*Problem description*
Below are some entries. Output each one exactly as it appears.

*Recorded information*
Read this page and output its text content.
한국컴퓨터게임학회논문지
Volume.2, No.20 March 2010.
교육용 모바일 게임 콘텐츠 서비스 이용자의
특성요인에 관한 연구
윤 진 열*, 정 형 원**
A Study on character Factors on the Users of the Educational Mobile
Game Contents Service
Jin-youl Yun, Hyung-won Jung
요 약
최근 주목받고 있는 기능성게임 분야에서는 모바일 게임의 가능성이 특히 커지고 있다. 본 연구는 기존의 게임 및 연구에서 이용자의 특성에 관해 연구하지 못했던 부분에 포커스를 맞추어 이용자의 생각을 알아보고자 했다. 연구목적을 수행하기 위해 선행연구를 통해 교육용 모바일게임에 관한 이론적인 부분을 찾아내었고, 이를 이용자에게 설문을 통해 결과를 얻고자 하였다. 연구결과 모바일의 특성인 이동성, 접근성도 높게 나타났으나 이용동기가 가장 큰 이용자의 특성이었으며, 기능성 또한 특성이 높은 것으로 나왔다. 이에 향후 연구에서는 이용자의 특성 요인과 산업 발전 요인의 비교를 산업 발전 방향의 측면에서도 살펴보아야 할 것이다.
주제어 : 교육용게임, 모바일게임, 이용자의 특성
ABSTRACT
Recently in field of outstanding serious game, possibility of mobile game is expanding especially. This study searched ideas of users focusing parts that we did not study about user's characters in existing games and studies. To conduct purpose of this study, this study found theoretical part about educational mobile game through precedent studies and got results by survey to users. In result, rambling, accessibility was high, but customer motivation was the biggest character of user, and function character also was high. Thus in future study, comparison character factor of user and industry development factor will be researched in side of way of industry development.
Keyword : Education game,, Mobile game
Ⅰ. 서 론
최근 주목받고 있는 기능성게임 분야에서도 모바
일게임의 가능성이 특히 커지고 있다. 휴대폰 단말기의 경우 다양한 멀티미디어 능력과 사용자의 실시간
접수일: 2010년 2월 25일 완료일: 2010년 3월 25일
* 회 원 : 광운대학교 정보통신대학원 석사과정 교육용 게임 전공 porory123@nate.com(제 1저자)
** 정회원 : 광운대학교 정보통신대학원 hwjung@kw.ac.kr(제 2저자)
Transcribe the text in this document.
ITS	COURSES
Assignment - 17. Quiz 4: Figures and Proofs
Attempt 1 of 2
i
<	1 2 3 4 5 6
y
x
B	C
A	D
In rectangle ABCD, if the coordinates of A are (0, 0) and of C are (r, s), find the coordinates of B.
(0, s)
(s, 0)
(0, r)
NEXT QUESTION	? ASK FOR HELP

*Final result*
Read this page and output its text content.
한국컴퓨터게임학회논문지
Volume.2, No.20 March 2010.
교육용 모바일 게임 콘텐츠 서비스 이용자의
특성요인에 관한 연구
윤 진 열*, 정 형 원**
A Study on character Factors on the Users of the Educational Mobile
Game Contents Service
Jin-youl Yun, Hyung-won Jung
요 약
최근 주목받고 있는 기능성게임 분야에서는 모바일 게임의 가능성이 특히 커지고 있다. 본 연구는 기존의 게임 및 연구에서 이용자의 특성에 관해 연구하지 못했던 부분에 포커스를 맞추어 이용자의 생각을 알아보고자 했다. 연구목적을 수행하기 위해 선행연구를 통해 교육용 모바일게임에 관한 이론적인 부분을 찾아내었고, 이를 이용자에게 설문을 통해 결과를 얻고자 하였다. 연구결과 모바일의 특성인 이동성, 접근성도 높게 나타났으나 이용동기가 가장 큰 이용자의 특성이었으며, 기능성 또한 특성이 높은 것으로 나왔다. 이에 향후 연구에서는 이용자의 특성 요인과 산업 발전 요인의 비교를 산업 발전 방향의 측면에서도 살펴보아야 할 것이다.
주제어 : 교육용게임, 모바일게임, 이용자의 특성
ABSTRACT
Recently in field of outstanding serious game, possibility of mobile game is expanding especially. This study searched ideas of users focusing parts that we did not study about user's characters in existing games and studies. To conduct purpose of this study, this study found theoretical part about educational mobile game through precedent studies and got results by survey to users. In result, rambling, accessibility was high, but customer motivation was the biggest character of user, and function character also was high. Thus in future study, comparison character factor of user and industry development factor will be researched in side of way of industry development.
Keyword : Education game,, Mobile game
Ⅰ. 서 론
최근 주목받고 있는 기능성게임 분야에서도 모바
일게임의 가능성이 특히 커지고 있다. 휴대폰 단말기의 경우 다양한 멀티미디어 능력과 사용자의 실시간
접수일: 2010년 2월 25일 완료일: 2010년 3월 25일
* 회 원 : 광운대학교 정보통신대학원 석사과정 교육용 게임 전공 porory123@nate.com(제 1저자)
** 정회원 : 광운대학교 정보통신대학원 hwjung@kw.ac.kr(제 2저자)
Transcribe the text in this document.
ITS	COURSES
Assignment - 17. Quiz 4: Figures and Proofs
Attempt 1 of 2
i
<	1 2 3 4 5 6
y
x
B	C
A	D
In rectangle ABCD, if the coordinates of A are (0, 0) and of C are (r, s), find the coordinates of B.
(0, s)
(s, 0)
(0, r)
NEXT QUESTION	? ASK FOR HELP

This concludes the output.